__GIVEN INSTRUCTION__
Copy the listing below line for line, keeping every character unchanged.

#### MATERIALS PROVIDED

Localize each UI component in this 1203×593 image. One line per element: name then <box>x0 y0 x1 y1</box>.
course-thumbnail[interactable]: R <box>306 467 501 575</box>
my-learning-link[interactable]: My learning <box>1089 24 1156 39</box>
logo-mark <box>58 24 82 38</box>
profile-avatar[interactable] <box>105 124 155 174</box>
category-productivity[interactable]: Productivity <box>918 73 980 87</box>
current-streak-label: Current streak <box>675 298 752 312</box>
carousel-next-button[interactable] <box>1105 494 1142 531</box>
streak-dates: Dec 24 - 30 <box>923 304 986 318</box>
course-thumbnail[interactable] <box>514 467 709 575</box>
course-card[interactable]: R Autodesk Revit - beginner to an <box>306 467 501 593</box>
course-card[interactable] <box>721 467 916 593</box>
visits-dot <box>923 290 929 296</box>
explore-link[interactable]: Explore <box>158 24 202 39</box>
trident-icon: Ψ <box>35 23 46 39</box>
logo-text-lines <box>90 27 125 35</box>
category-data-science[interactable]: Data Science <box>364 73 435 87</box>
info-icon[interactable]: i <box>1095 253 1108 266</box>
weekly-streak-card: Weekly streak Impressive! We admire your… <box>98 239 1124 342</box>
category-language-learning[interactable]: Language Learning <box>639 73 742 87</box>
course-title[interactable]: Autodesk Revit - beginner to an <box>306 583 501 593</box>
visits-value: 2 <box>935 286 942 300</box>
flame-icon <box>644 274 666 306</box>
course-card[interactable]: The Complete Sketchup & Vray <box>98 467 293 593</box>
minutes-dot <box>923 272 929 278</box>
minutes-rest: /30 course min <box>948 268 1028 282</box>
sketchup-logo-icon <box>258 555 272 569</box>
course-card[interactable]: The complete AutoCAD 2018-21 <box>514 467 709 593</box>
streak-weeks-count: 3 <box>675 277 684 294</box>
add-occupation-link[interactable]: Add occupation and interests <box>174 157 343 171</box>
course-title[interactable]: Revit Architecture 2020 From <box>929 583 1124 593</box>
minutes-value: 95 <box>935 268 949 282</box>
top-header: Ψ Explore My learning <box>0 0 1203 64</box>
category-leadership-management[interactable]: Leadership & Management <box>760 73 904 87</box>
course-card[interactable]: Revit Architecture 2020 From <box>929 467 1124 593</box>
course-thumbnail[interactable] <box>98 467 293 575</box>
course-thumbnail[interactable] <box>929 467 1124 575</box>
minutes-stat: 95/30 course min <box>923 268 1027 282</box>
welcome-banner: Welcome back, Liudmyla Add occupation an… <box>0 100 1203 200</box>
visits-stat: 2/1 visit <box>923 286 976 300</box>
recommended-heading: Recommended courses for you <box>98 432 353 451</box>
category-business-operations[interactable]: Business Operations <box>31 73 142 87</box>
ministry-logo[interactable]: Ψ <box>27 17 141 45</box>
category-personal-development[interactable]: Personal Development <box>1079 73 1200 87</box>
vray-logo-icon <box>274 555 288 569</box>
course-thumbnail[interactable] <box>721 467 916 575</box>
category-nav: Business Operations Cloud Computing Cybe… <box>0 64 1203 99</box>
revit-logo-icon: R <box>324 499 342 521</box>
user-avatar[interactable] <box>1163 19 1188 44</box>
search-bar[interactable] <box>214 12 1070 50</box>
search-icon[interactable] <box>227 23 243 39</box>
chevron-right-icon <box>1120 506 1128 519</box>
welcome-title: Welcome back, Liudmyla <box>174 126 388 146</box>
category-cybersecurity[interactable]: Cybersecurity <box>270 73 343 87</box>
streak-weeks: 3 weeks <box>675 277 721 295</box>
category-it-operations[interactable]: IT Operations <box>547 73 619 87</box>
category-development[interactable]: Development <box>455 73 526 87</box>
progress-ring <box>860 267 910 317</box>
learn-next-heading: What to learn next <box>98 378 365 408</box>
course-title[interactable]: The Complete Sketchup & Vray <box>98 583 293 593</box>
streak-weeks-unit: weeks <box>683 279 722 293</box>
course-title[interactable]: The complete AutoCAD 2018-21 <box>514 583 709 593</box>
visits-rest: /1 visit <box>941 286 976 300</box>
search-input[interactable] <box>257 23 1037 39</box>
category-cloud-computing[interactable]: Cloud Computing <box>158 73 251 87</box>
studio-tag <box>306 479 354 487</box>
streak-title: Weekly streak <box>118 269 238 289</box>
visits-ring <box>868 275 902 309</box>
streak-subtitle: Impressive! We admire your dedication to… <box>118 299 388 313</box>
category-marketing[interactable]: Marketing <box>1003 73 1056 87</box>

########

__THE RESULT__
Localize each UI component in this 1203×593 image. One line per element: name then <box>x0 y0 x1 y1</box>.
course-thumbnail[interactable]: R <box>306 467 501 575</box>
my-learning-link[interactable]: My learning <box>1089 24 1156 39</box>
logo-mark <box>58 24 82 38</box>
profile-avatar[interactable] <box>105 124 155 174</box>
category-productivity[interactable]: Productivity <box>918 73 980 87</box>
current-streak-label: Current streak <box>675 298 752 312</box>
carousel-next-button[interactable] <box>1105 494 1142 531</box>
streak-dates: Dec 24 - 30 <box>923 304 986 318</box>
course-thumbnail[interactable] <box>514 467 709 575</box>
course-card[interactable]: R Autodesk Revit - beginner to an <box>306 467 501 593</box>
course-card[interactable] <box>721 467 916 593</box>
visits-dot <box>923 290 929 296</box>
explore-link[interactable]: Explore <box>158 24 202 39</box>
trident-icon: Ψ <box>35 23 46 39</box>
logo-text-lines <box>90 27 125 35</box>
category-data-science[interactable]: Data Science <box>364 73 435 87</box>
info-icon[interactable]: i <box>1095 253 1108 266</box>
weekly-streak-card: Weekly streak Impressive! We admire your… <box>98 239 1124 342</box>
category-language-learning[interactable]: Language Learning <box>639 73 742 87</box>
course-title[interactable]: Autodesk Revit - beginner to an <box>306 583 501 593</box>
visits-value: 2 <box>935 286 942 300</box>
flame-icon <box>644 274 666 306</box>
course-card[interactable]: The Complete Sketchup & Vray <box>98 467 293 593</box>
minutes-dot <box>923 272 929 278</box>
minutes-rest: /30 course min <box>948 268 1028 282</box>
sketchup-logo-icon <box>258 555 272 569</box>
course-card[interactable]: The complete AutoCAD 2018-21 <box>514 467 709 593</box>
streak-weeks-count: 3 <box>675 277 684 294</box>
add-occupation-link[interactable]: Add occupation and interests <box>174 157 343 171</box>
course-title[interactable]: Revit Architecture 2020 From <box>929 583 1124 593</box>
minutes-value: 95 <box>935 268 949 282</box>
top-header: Ψ Explore My learning <box>0 0 1203 64</box>
category-leadership-management[interactable]: Leadership & Management <box>760 73 904 87</box>
course-card[interactable]: Revit Architecture 2020 From <box>929 467 1124 593</box>
course-thumbnail[interactable] <box>98 467 293 575</box>
course-thumbnail[interactable] <box>929 467 1124 575</box>
minutes-stat: 95/30 course min <box>923 268 1027 282</box>
welcome-banner: Welcome back, Liudmyla Add occupation an… <box>0 100 1203 200</box>
visits-stat: 2/1 visit <box>923 286 976 300</box>
recommended-heading: Recommended courses for you <box>98 432 353 451</box>
category-business-operations[interactable]: Business Operations <box>31 73 142 87</box>
ministry-logo[interactable]: Ψ <box>27 17 141 45</box>
category-personal-development[interactable]: Personal Development <box>1079 73 1200 87</box>
vray-logo-icon <box>274 555 288 569</box>
course-thumbnail[interactable] <box>721 467 916 575</box>
category-nav: Business Operations Cloud Computing Cybe… <box>0 64 1203 99</box>
revit-logo-icon: R <box>324 499 342 521</box>
user-avatar[interactable] <box>1163 19 1188 44</box>
search-bar[interactable] <box>214 12 1070 50</box>
search-icon[interactable] <box>227 23 243 39</box>
chevron-right-icon <box>1120 506 1128 519</box>
welcome-title: Welcome back, Liudmyla <box>174 126 388 146</box>
category-cybersecurity[interactable]: Cybersecurity <box>270 73 343 87</box>
streak-weeks: 3 weeks <box>675 277 721 295</box>
category-it-operations[interactable]: IT Operations <box>547 73 619 87</box>
category-development[interactable]: Development <box>455 73 526 87</box>
progress-ring <box>860 267 910 317</box>
learn-next-heading: What to learn next <box>98 378 365 408</box>
course-title[interactable]: The Complete Sketchup & Vray <box>98 583 293 593</box>
streak-weeks-unit: weeks <box>683 279 722 293</box>
course-title[interactable]: The complete AutoCAD 2018-21 <box>514 583 709 593</box>
visits-rest: /1 visit <box>941 286 976 300</box>
search-input[interactable] <box>257 23 1037 39</box>
category-cloud-computing[interactable]: Cloud Computing <box>158 73 251 87</box>
studio-tag <box>306 479 354 487</box>
streak-title: Weekly streak <box>118 269 238 289</box>
visits-ring <box>868 275 902 309</box>
streak-subtitle: Impressive! We admire your dedication to… <box>118 299 388 313</box>
category-marketing[interactable]: Marketing <box>1003 73 1056 87</box>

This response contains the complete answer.